>> Start Dataset records
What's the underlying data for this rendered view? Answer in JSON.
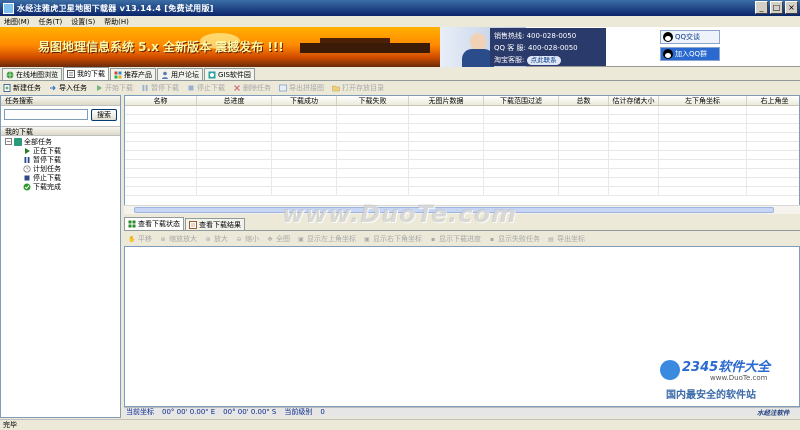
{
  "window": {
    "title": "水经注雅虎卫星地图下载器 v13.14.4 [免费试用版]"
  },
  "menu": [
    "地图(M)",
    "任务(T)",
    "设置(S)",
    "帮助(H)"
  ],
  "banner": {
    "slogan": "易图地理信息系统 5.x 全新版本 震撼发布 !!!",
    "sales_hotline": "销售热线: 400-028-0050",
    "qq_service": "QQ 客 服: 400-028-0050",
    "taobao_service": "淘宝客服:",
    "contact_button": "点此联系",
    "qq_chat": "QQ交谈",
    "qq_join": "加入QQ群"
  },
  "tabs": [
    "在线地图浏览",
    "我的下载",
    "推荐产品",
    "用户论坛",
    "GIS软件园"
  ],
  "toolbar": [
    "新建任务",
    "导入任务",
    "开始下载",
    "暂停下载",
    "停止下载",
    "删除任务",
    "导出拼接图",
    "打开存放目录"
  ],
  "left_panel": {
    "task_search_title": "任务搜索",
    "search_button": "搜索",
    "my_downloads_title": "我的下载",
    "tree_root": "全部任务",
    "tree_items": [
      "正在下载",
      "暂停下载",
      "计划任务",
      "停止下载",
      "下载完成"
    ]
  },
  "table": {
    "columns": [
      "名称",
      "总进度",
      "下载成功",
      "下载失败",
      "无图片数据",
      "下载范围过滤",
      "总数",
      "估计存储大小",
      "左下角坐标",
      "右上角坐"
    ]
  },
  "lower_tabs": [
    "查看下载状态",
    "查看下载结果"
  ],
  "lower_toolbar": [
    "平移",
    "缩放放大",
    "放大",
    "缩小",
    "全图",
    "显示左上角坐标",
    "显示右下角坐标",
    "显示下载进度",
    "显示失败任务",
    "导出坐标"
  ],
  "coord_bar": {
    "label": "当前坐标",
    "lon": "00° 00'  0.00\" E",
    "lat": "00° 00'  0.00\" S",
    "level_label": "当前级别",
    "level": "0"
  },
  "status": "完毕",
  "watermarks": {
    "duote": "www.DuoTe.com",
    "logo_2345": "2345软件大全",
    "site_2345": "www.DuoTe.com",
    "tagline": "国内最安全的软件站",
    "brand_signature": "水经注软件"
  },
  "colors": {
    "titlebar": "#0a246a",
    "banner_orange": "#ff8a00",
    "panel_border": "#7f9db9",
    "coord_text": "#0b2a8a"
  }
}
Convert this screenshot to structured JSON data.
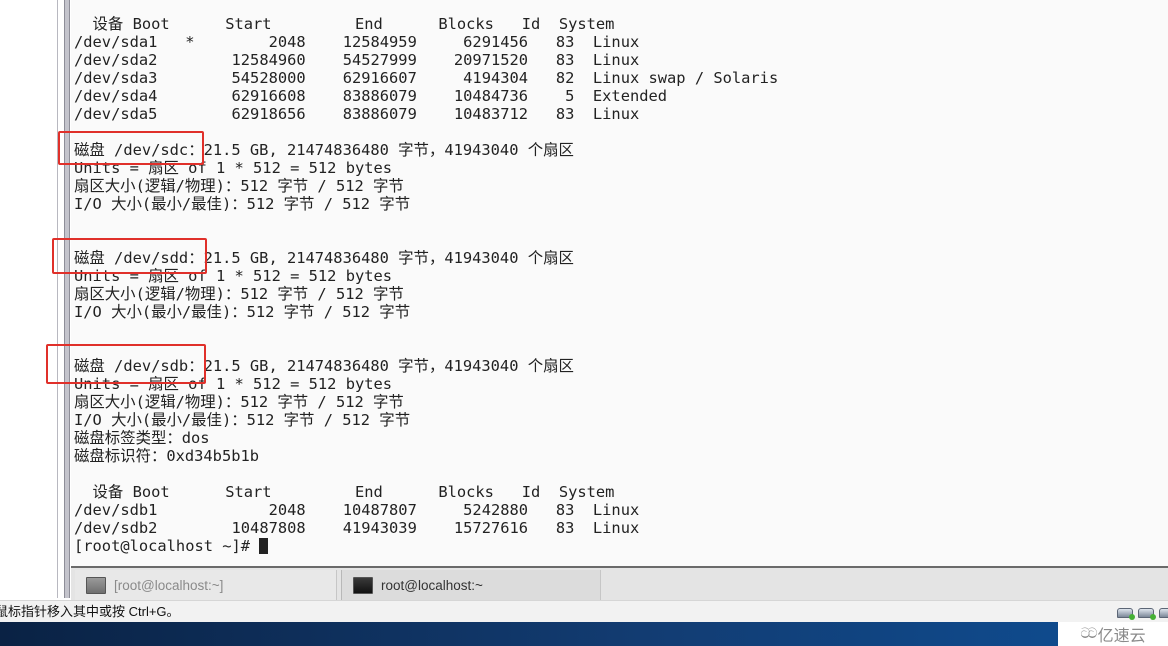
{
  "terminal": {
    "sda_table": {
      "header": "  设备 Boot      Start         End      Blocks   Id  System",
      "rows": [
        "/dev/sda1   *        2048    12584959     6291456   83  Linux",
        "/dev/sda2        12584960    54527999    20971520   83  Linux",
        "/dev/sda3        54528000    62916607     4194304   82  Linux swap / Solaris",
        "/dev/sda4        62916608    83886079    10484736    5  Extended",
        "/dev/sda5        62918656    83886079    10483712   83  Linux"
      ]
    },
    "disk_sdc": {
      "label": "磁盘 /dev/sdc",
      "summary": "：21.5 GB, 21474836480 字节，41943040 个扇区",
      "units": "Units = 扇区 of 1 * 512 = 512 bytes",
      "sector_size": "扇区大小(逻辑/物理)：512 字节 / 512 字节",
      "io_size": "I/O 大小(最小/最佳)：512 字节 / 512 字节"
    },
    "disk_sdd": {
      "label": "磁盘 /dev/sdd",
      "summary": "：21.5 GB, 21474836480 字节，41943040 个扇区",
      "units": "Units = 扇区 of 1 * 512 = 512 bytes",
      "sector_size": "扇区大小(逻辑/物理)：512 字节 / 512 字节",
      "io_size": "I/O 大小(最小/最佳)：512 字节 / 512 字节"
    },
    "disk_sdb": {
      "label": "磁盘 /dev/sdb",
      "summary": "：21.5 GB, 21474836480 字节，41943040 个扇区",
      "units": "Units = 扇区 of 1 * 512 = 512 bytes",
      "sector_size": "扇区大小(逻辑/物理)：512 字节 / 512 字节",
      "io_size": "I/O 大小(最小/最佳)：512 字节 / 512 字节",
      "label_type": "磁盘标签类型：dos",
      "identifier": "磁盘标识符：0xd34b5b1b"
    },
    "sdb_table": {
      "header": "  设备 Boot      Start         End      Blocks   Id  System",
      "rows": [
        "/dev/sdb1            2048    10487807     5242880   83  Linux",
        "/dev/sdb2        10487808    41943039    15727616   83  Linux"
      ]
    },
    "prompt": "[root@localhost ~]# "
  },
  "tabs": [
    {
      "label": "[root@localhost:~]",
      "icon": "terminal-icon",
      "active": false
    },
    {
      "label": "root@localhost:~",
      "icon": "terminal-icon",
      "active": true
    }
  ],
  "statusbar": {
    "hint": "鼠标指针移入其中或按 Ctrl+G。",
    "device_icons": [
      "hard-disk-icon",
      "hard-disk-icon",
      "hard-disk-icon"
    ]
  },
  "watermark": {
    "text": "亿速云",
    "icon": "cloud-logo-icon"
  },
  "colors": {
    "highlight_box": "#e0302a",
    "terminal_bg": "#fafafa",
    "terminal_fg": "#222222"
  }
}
>> End Dataset records
>> Start Dataset records
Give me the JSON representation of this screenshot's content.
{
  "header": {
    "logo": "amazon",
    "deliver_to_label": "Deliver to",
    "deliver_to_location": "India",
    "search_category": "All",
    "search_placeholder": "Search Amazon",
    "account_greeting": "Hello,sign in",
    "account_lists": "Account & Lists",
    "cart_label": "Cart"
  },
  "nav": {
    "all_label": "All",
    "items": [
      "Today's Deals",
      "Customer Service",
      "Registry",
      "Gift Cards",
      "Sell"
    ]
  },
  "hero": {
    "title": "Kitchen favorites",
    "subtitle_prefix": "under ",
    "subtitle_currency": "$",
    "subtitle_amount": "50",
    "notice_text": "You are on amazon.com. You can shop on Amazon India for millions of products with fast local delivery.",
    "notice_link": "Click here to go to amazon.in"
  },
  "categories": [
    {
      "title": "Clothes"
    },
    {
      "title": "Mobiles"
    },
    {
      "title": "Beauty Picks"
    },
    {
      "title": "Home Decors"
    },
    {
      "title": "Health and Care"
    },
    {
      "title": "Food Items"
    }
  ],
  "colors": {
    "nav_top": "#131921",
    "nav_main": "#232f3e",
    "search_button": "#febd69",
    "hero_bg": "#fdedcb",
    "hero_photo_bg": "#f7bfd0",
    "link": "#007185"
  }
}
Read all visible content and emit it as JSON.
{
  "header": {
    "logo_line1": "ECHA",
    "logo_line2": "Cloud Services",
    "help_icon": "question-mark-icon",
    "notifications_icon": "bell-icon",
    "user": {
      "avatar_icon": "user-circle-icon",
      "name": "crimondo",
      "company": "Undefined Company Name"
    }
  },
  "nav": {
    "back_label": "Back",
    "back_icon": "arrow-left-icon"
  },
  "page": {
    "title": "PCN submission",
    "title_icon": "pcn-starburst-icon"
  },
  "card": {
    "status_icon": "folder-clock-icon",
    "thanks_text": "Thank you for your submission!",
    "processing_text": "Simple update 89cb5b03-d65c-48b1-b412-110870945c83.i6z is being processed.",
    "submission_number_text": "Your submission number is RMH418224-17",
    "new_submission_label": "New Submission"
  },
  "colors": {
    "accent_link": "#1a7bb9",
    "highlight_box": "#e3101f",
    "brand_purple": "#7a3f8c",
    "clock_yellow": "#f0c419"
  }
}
>> End Dataset records
**Requirement:**
Copy every line of the records above that contains "screenshot".

**Final result:**
Convert this screenshot to structured JSON data.
Give me the JSON representation of this screenshot's content.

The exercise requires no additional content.